## Begin Data extract

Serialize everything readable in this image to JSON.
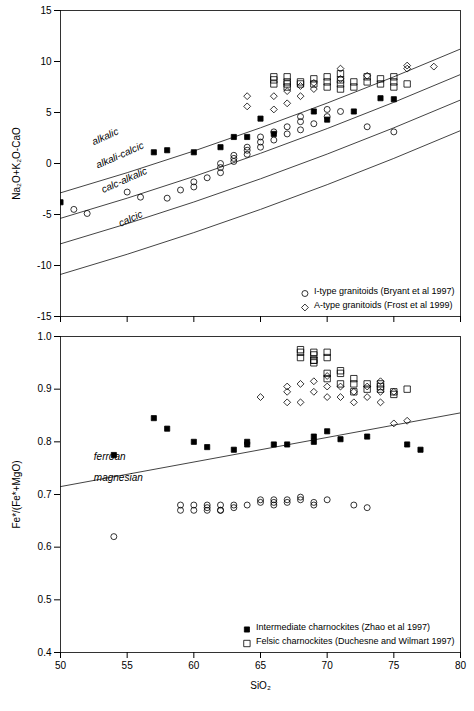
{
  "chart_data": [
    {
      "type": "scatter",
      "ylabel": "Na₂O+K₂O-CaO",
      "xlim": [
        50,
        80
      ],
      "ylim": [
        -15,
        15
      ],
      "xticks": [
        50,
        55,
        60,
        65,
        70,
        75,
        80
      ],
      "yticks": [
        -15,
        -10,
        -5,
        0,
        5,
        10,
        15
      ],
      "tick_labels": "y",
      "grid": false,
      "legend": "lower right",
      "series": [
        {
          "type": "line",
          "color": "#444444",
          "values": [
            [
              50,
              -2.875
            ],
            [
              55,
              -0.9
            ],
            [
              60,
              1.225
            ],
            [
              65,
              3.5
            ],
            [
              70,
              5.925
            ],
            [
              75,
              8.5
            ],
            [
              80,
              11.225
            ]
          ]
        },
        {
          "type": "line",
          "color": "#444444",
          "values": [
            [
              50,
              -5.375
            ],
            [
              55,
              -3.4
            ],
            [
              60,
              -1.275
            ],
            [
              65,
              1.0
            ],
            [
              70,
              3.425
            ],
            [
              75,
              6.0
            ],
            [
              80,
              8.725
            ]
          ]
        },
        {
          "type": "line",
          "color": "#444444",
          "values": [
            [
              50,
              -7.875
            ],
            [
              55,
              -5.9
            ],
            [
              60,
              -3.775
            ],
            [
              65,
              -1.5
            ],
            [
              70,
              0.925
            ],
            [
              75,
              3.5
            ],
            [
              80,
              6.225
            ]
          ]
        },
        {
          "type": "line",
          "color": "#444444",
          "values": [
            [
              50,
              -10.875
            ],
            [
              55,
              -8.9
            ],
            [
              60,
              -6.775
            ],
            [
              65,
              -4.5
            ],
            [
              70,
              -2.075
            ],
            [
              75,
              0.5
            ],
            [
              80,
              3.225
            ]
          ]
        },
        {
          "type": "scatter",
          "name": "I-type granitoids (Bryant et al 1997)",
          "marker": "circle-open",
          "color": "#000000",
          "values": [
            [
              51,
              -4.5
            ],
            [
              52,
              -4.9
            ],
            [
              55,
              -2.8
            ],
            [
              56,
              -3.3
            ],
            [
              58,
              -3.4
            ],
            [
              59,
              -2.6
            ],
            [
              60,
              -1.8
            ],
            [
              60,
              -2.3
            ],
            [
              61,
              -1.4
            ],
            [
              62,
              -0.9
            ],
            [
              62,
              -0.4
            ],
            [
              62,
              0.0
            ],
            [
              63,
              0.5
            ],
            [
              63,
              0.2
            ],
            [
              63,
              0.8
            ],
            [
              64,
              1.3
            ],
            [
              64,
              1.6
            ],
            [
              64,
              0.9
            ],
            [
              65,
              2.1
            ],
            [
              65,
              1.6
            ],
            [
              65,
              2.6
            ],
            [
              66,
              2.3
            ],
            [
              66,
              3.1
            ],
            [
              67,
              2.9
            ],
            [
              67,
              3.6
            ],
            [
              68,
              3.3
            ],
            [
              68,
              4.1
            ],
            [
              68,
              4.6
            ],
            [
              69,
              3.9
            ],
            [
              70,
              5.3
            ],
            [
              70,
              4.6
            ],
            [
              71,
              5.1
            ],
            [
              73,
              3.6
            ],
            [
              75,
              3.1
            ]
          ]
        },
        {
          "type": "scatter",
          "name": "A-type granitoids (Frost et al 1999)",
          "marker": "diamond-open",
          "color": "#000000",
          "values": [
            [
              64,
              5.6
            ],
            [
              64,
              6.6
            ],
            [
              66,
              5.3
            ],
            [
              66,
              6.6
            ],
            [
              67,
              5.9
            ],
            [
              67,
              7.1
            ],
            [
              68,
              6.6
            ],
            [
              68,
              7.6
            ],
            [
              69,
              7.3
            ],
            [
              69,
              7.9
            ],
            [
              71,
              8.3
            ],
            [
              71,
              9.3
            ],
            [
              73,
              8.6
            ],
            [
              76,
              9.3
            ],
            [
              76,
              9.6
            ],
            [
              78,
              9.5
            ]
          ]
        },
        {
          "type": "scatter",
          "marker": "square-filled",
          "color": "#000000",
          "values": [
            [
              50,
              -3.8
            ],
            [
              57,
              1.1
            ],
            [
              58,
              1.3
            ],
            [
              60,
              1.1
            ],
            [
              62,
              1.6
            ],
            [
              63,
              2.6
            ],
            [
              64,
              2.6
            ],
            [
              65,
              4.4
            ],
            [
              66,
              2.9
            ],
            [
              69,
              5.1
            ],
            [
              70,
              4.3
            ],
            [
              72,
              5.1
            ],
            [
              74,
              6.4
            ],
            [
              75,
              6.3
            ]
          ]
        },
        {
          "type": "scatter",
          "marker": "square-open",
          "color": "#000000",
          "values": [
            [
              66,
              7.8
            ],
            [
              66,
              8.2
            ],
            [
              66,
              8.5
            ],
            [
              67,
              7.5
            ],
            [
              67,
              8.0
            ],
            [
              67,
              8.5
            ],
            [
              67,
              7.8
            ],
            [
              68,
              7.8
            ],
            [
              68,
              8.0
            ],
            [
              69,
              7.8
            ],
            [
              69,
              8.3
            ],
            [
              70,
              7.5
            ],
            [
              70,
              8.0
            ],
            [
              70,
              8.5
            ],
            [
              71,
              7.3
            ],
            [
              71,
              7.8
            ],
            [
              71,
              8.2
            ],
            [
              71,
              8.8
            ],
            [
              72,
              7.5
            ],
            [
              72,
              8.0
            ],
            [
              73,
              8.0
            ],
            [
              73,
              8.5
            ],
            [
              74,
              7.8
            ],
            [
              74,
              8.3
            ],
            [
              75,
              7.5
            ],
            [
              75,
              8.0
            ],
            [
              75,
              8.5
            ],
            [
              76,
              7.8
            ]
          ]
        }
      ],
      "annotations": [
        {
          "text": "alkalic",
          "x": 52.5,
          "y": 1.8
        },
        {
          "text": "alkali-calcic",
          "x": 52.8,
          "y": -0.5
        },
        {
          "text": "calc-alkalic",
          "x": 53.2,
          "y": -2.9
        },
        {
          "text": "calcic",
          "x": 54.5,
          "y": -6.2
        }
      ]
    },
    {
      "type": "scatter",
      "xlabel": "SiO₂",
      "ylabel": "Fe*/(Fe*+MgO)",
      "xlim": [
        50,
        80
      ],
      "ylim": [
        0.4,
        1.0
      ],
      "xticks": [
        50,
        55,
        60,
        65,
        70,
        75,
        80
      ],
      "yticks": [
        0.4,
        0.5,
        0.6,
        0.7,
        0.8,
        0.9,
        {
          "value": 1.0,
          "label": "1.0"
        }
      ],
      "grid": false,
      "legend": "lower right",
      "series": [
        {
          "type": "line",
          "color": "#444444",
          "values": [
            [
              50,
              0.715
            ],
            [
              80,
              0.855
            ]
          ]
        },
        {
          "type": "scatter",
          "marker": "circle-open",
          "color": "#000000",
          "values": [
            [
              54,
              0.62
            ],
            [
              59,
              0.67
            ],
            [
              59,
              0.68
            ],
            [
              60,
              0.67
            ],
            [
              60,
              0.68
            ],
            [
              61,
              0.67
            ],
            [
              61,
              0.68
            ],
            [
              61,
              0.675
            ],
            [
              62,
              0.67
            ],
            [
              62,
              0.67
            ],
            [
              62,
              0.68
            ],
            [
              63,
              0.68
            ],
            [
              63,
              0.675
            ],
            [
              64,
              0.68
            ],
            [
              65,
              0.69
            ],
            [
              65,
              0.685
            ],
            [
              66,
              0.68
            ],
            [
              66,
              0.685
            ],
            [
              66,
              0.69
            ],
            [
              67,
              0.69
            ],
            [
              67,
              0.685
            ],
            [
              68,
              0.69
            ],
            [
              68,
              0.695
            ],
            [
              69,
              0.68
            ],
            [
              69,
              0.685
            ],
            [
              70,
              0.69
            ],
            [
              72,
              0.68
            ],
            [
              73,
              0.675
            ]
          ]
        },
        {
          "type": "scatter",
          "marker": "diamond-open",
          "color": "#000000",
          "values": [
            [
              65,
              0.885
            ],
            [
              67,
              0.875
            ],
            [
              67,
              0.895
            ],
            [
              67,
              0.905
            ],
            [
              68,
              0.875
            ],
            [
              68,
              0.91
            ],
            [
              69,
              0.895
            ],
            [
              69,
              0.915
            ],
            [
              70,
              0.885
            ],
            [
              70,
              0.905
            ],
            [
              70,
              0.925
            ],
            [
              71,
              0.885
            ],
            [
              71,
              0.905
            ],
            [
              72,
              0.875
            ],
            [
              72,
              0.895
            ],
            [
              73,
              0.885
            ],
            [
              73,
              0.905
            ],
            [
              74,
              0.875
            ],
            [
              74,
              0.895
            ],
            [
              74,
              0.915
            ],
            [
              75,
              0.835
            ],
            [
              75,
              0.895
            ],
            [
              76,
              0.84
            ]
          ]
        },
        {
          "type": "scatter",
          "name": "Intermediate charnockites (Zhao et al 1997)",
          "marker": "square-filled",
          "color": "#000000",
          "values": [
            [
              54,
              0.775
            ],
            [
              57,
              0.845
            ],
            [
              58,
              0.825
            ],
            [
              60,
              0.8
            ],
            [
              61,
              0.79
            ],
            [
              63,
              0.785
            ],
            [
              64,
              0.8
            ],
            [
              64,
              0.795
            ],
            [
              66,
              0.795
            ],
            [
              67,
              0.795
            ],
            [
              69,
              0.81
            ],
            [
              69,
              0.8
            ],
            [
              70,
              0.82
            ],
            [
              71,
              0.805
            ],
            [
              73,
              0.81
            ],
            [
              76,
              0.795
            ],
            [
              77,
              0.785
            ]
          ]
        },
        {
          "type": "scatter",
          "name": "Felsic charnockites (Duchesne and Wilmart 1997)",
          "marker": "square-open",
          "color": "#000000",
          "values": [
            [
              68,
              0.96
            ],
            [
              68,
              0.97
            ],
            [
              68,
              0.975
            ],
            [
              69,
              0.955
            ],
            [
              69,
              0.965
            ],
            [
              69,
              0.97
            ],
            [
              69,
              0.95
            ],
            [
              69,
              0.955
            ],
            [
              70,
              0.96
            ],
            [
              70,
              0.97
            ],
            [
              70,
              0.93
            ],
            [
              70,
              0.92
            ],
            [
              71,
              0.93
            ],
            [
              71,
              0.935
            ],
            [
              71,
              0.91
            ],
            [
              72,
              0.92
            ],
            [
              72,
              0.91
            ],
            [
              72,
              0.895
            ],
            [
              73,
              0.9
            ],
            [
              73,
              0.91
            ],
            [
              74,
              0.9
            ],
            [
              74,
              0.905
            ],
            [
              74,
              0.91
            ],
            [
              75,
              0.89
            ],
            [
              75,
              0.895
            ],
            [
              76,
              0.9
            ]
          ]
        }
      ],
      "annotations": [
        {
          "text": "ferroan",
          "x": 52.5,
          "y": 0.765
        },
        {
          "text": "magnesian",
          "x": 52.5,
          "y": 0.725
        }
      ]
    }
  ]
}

## End Data extract

*Exercise*:
Reply with only the number of lines in the material above where the string "name" appears.

*Full response*:
4